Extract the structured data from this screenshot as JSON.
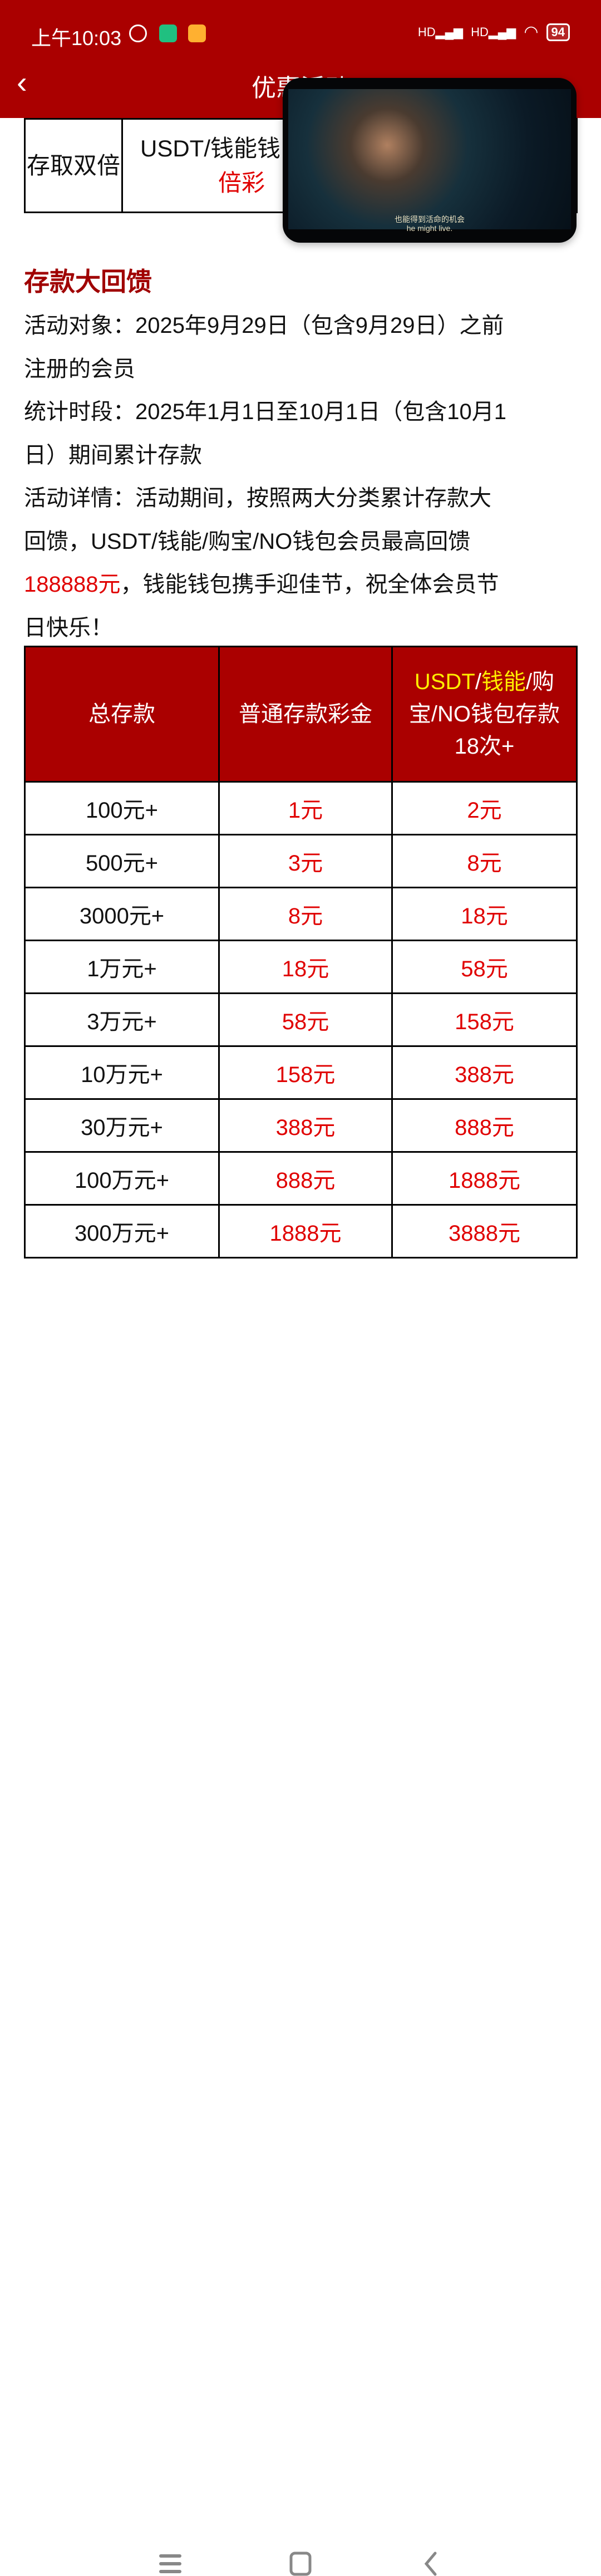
{
  "status_bar": {
    "time": "上午10:03",
    "battery": "94",
    "signal_labels": [
      "HD",
      "HD"
    ]
  },
  "header": {
    "title": "优惠活动",
    "back_icon": "chevron-left-icon"
  },
  "top_table": {
    "label": "存取双倍",
    "content_line1": "USDT/钱能钱",
    "content_line2": "倍彩"
  },
  "video_overlay": {
    "subtitle_cn": "也能得到活命的机会",
    "subtitle_en": "he might live."
  },
  "section": {
    "heading": "存款大回馈",
    "lines": [
      "活动对象：2025年9月29日（包含9月29日）之前",
      "注册的会员",
      "统计时段：2025年1月1日至10月1日（包含10月1",
      "日）期间累计存款",
      "活动详情：活动期间，按照两大分类累计存款大",
      "回馈，USDT/钱能/购宝/NO钱包会员最高回馈"
    ],
    "highlight": "188888元",
    "line7_rest": "，钱能钱包携手迎佳节，祝全体会员节",
    "line8": "日快乐！"
  },
  "table": {
    "headers": {
      "col1": "总存款",
      "col2": "普通存款彩金",
      "col3_yellow1": "USDT",
      "col3_sep1": "/",
      "col3_yellow2": "钱能",
      "col3_rest": "/购宝/NO钱包存款18次+"
    },
    "rows": [
      {
        "total": "100元+",
        "normal": "1元",
        "wallet": "2元"
      },
      {
        "total": "500元+",
        "normal": "3元",
        "wallet": "8元"
      },
      {
        "total": "3000元+",
        "normal": "8元",
        "wallet": "18元"
      },
      {
        "total": "1万元+",
        "normal": "18元",
        "wallet": "58元"
      },
      {
        "total": "3万元+",
        "normal": "58元",
        "wallet": "158元"
      },
      {
        "total": "10万元+",
        "normal": "158元",
        "wallet": "388元"
      },
      {
        "total": "30万元+",
        "normal": "388元",
        "wallet": "888元"
      },
      {
        "total": "100万元+",
        "normal": "888元",
        "wallet": "1888元"
      },
      {
        "total": "300万元+",
        "normal": "1888元",
        "wallet": "3888元"
      }
    ]
  },
  "colors": {
    "brand": "#aa0000",
    "value_red": "#e00000",
    "highlight_yellow": "#ffee00"
  }
}
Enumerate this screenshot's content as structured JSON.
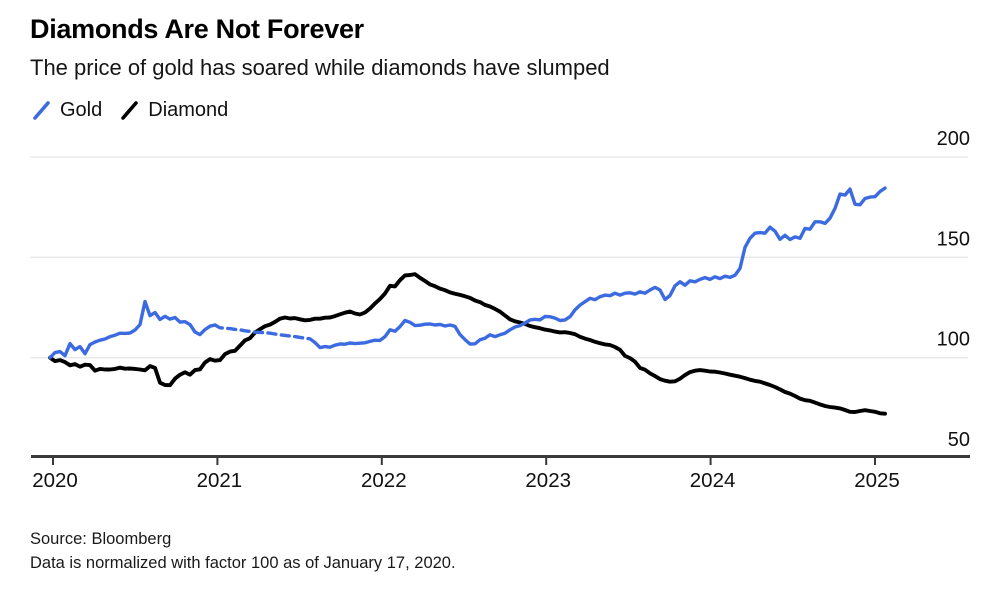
{
  "header": {
    "title": "Diamonds Are Not Forever",
    "subtitle": "The price of gold has soared while diamonds have slumped"
  },
  "legend": {
    "items": [
      {
        "label": "Gold",
        "color": "#3B6AE1"
      },
      {
        "label": "Diamond",
        "color": "#000000"
      }
    ]
  },
  "footer": {
    "source": "Source: Bloomberg",
    "note": "Data is normalized with factor 100 as of January 17, 2020."
  },
  "colors": {
    "gold_line": "#3B6AE1",
    "diamond_line": "#000000",
    "gridline": "#e8e8e8",
    "axis": "#3a3a3a",
    "tick_label": "#111111"
  },
  "chart_data": {
    "type": "line",
    "title": "Diamonds Are Not Forever",
    "subtitle": "The price of gold has soared while diamonds have slumped",
    "normalization_note": "Data is normalized with factor 100 as of January 17, 2020.",
    "source": "Bloomberg",
    "legend_position": "top-left",
    "grid": true,
    "x_axis": {
      "unit": "year",
      "tick_values": [
        2020,
        2021,
        2022,
        2023,
        2024,
        2025
      ],
      "tick_labels": [
        "2020",
        "2021",
        "2022",
        "2023",
        "2024",
        "2025"
      ],
      "range_years": [
        2019.87,
        2025.58
      ]
    },
    "y_axis": {
      "tick_values": [
        200,
        150,
        100,
        50
      ],
      "tick_labels": [
        "200",
        "150",
        "100",
        "50"
      ],
      "range": [
        50,
        200
      ],
      "labels_position": "right"
    },
    "series": [
      {
        "name": "Gold",
        "color": "#3B6AE1",
        "style": "solid",
        "dashed_segment_years": [
          2021.0,
          2021.6
        ],
        "x_start_year": 2019.982,
        "x_end_year": 2025.061,
        "values": [
          100,
          102.5,
          103,
          101,
          107,
          104,
          105.5,
          102,
          106.5,
          107.8,
          108.7,
          109.3,
          110.5,
          111.2,
          112.2,
          112.1,
          112.3,
          113.8,
          116.5,
          128,
          120.9,
          122.5,
          119,
          120.6,
          119.2,
          120,
          117.7,
          117.9,
          116.5,
          112.8,
          111.5,
          114,
          115.7,
          116.3,
          114.9,
          114.7,
          114.5,
          114.1,
          113.9,
          113.4,
          113.1,
          112.8,
          112.6,
          112.5,
          112.2,
          111.8,
          111.4,
          111.1,
          110.8,
          110.5,
          110.1,
          109.7,
          109.4,
          107.5,
          105,
          105.5,
          105.2,
          106.2,
          106.8,
          106.7,
          107.3,
          107,
          107.2,
          107.4,
          108.1,
          108.7,
          108.6,
          110.5,
          113.9,
          113.2,
          115.5,
          118.5,
          117.6,
          116,
          116.2,
          116.7,
          116.8,
          116.3,
          116.6,
          115.8,
          116.3,
          115.6,
          111.5,
          109,
          106.8,
          106.9,
          108.9,
          109.7,
          111.4,
          110.5,
          111.4,
          112.2,
          113.9,
          115.3,
          116,
          117.2,
          118.8,
          119.1,
          118.8,
          120.5,
          120.4,
          119.7,
          118.5,
          118.8,
          120.4,
          123.8,
          126.2,
          127.9,
          129.6,
          128.9,
          130.4,
          131.2,
          130.9,
          132.1,
          131.2,
          132.1,
          132.3,
          131.7,
          132.8,
          132.1,
          133.7,
          135,
          133.7,
          129,
          131,
          135.8,
          137.8,
          136.1,
          138.3,
          137.8,
          139,
          139.9,
          139,
          140.3,
          139.4,
          140.6,
          140,
          141.1,
          144.5,
          155,
          159.5,
          162,
          162.3,
          162,
          165,
          163,
          159,
          161,
          158.9,
          160.2,
          159.5,
          164.4,
          164,
          167.7,
          167.7,
          166.9,
          169.5,
          174.4,
          181.5,
          181,
          184,
          176.5,
          176.2,
          179.3,
          180,
          180.2,
          182.8,
          184.5
        ]
      },
      {
        "name": "Diamond",
        "color": "#000000",
        "style": "solid",
        "x_start_year": 2019.982,
        "x_end_year": 2025.061,
        "values": [
          100,
          98.3,
          98.8,
          97.8,
          96.2,
          96.8,
          95.5,
          96.5,
          96.3,
          93.5,
          94.4,
          94.1,
          94.1,
          94.4,
          95,
          94.5,
          94.6,
          94.4,
          94.1,
          93.7,
          95.8,
          94.9,
          87.5,
          86.4,
          86.3,
          89.5,
          91.5,
          92.7,
          91.5,
          93.8,
          94.2,
          97.6,
          99.3,
          98.5,
          98.8,
          101.8,
          103,
          103.4,
          106,
          108.6,
          109.7,
          112.5,
          114.2,
          115.7,
          116.5,
          117.8,
          119.4,
          120,
          119.5,
          119.7,
          119.1,
          118.6,
          118.8,
          119.4,
          119.4,
          119.9,
          120,
          120.7,
          121.6,
          122.4,
          123,
          122,
          121.5,
          122.5,
          124.5,
          127,
          129.3,
          132,
          135.8,
          135.5,
          138.6,
          141,
          141.2,
          141.6,
          139.8,
          138.2,
          136.5,
          135.6,
          134.4,
          133.6,
          132.5,
          131.9,
          131.3,
          130.6,
          129.8,
          128.5,
          127.7,
          126.3,
          125.5,
          124.3,
          122.9,
          121,
          119.1,
          118.1,
          117.5,
          116.8,
          115.8,
          115.2,
          114.7,
          114,
          113.6,
          113,
          112.6,
          112.7,
          112.3,
          111.7,
          110.4,
          109.5,
          108.8,
          107.9,
          107.2,
          106.6,
          106.3,
          105.3,
          103.9,
          100.9,
          99.8,
          98,
          94.9,
          94,
          92.2,
          90.8,
          89.3,
          88.5,
          88,
          88.2,
          89.5,
          91.3,
          92.8,
          93.5,
          93.8,
          93.5,
          93.1,
          93,
          92.6,
          92.1,
          91.5,
          91,
          90.5,
          89.8,
          89,
          88.4,
          88,
          87.2,
          86.4,
          85.4,
          84.2,
          82.9,
          82.1,
          80.9,
          79.6,
          78.8,
          78.5,
          77.6,
          76.7,
          75.9,
          75.4,
          75.1,
          74.7,
          73.9,
          73,
          72.9,
          73.4,
          73.8,
          73.4,
          73,
          72.3,
          72.1
        ]
      }
    ]
  }
}
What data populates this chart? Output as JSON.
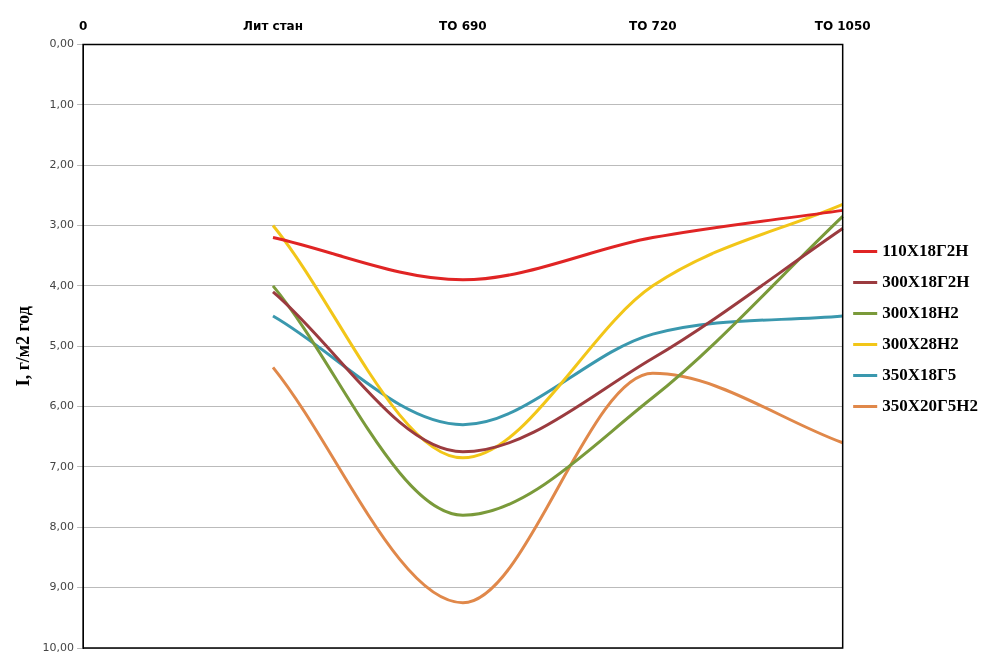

# AIM:
Write down only the number of lines that contain the string "slumped" in the listing.

# EXERCISE RESPONSE:
2